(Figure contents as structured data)
----------------------------------------

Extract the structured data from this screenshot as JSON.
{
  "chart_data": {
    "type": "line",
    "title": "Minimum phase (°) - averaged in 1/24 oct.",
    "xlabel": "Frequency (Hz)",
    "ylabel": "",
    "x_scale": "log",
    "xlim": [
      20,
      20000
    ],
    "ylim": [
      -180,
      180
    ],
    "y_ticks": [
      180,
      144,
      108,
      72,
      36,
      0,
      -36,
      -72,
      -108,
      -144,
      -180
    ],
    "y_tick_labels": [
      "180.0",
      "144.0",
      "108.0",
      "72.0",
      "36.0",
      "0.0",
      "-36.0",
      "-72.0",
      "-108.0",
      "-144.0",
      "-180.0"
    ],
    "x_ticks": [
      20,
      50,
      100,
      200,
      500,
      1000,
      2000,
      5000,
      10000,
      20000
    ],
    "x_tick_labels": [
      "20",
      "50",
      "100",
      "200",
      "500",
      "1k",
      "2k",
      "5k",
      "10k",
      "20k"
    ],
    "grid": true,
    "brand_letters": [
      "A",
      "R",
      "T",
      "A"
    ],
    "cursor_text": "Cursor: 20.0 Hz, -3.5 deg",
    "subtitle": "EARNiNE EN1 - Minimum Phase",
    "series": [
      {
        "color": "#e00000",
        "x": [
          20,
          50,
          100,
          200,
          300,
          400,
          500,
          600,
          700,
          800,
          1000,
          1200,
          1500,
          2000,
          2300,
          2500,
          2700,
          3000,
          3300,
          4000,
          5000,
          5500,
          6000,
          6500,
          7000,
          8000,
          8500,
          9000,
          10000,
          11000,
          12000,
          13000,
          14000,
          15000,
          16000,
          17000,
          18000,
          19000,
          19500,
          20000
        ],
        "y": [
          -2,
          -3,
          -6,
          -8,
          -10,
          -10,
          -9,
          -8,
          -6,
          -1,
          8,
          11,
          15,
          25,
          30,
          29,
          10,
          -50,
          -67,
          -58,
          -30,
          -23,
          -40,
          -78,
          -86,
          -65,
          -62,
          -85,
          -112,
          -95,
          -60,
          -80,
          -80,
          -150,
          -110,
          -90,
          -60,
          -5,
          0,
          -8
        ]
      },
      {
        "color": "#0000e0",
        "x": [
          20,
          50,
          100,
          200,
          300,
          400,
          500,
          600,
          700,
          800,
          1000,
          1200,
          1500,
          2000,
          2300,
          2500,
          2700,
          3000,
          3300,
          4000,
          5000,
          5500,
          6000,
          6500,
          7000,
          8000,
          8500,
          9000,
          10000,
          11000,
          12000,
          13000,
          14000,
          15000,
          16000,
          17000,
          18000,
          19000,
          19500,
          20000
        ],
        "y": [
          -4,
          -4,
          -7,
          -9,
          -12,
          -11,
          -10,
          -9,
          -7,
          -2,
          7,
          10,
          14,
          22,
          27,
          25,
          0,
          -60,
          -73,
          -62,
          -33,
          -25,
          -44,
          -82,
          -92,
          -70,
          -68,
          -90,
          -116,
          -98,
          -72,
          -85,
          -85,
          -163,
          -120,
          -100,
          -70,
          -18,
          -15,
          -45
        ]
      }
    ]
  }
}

----------------------------------------

* INSTRUCTIONS TO FOLLOW *
Gather from the data above every line with the string "Minimum".

* EXPECTED OUTPUT *
    "title": "Minimum phase (°) - averaged in 1/24 oct.",
    "subtitle": "EARNiNE EN1 - Minimum Phase",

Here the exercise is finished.